◆ Task data:
— start —

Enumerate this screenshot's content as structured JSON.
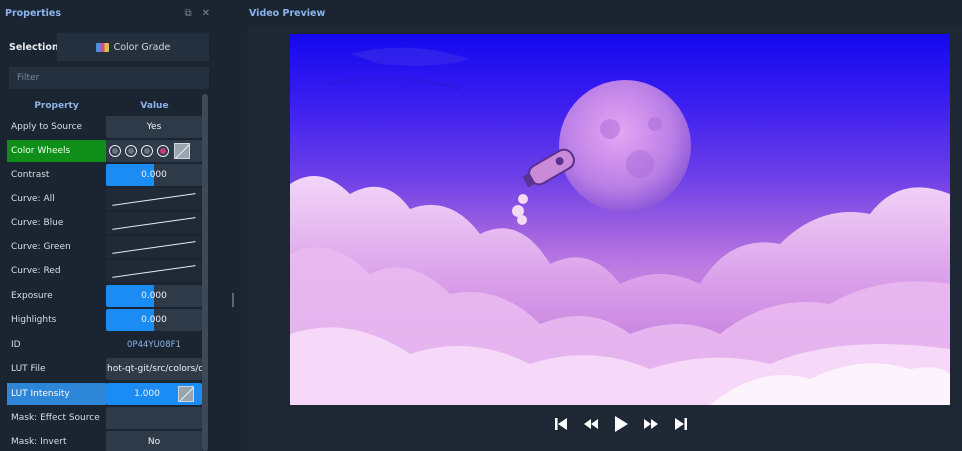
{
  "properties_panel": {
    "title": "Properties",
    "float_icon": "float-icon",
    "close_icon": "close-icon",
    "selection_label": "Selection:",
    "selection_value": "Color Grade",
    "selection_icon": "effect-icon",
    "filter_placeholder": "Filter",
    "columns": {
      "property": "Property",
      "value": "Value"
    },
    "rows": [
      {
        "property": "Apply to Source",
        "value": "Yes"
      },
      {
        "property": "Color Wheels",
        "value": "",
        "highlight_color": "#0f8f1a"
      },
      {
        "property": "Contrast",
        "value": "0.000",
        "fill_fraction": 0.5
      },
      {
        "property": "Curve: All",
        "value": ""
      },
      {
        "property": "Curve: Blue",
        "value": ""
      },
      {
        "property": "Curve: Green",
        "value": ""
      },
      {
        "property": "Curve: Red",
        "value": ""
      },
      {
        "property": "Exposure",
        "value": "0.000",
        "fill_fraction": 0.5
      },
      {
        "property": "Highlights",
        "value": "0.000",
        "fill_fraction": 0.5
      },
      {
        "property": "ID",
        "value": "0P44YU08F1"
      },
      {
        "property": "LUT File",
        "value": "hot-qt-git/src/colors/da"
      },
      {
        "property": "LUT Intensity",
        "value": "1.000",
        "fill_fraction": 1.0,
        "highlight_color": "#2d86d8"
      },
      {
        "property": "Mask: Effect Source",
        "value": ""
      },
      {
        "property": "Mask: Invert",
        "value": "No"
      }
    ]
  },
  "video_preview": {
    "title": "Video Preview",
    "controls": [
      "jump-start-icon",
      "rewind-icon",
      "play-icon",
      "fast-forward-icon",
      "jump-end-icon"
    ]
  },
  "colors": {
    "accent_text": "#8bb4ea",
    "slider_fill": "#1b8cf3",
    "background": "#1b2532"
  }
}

— end —
— start —

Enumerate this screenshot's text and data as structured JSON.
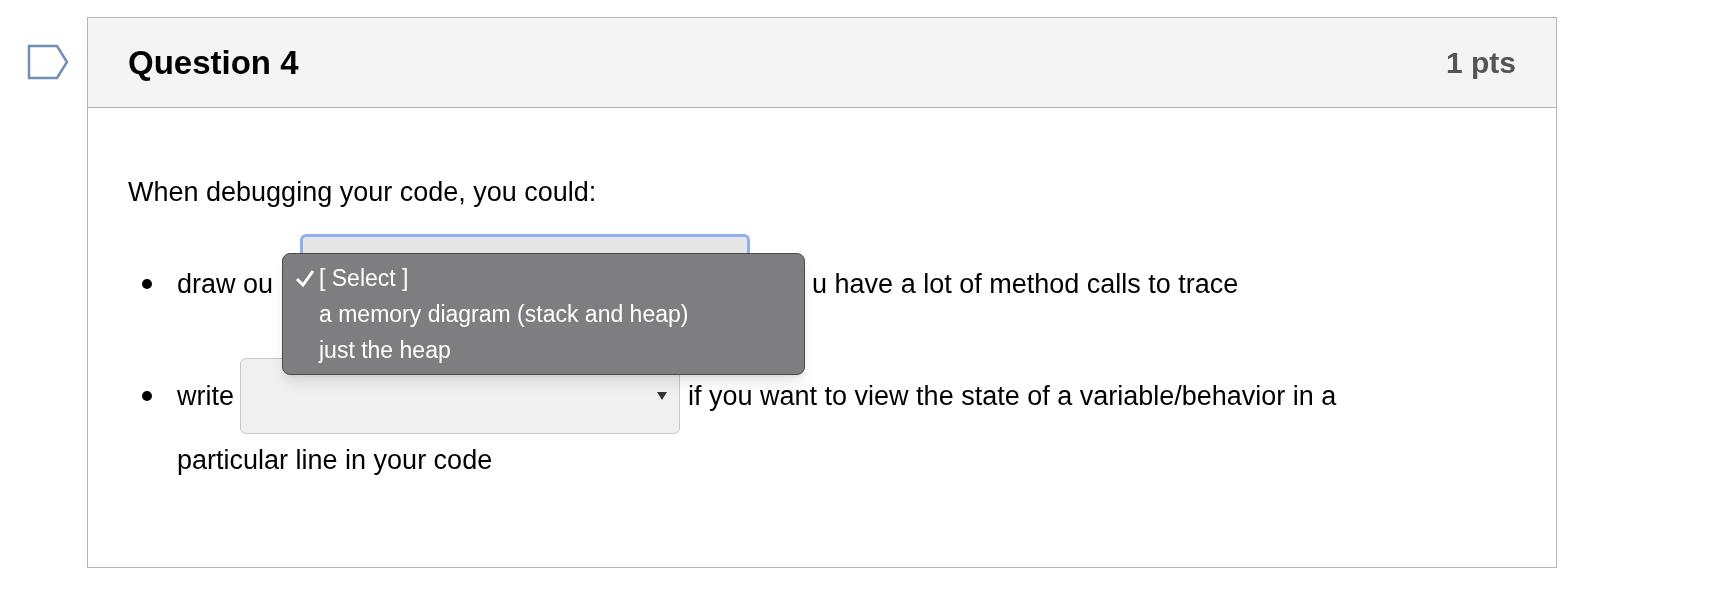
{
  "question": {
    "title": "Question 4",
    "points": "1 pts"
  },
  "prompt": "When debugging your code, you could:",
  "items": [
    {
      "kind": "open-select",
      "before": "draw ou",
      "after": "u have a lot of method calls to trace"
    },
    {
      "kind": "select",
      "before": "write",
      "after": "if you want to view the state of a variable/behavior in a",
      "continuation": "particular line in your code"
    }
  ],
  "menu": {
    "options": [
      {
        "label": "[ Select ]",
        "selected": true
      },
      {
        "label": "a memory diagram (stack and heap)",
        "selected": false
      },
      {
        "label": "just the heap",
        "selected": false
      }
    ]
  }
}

— end —

◆ Task to carry out: Check the data for the word "code" and pull out the lines that have it.

◆ The reply:
  "prompt": "When debugging your code, you could:",
      "continuation": "particular line in your code"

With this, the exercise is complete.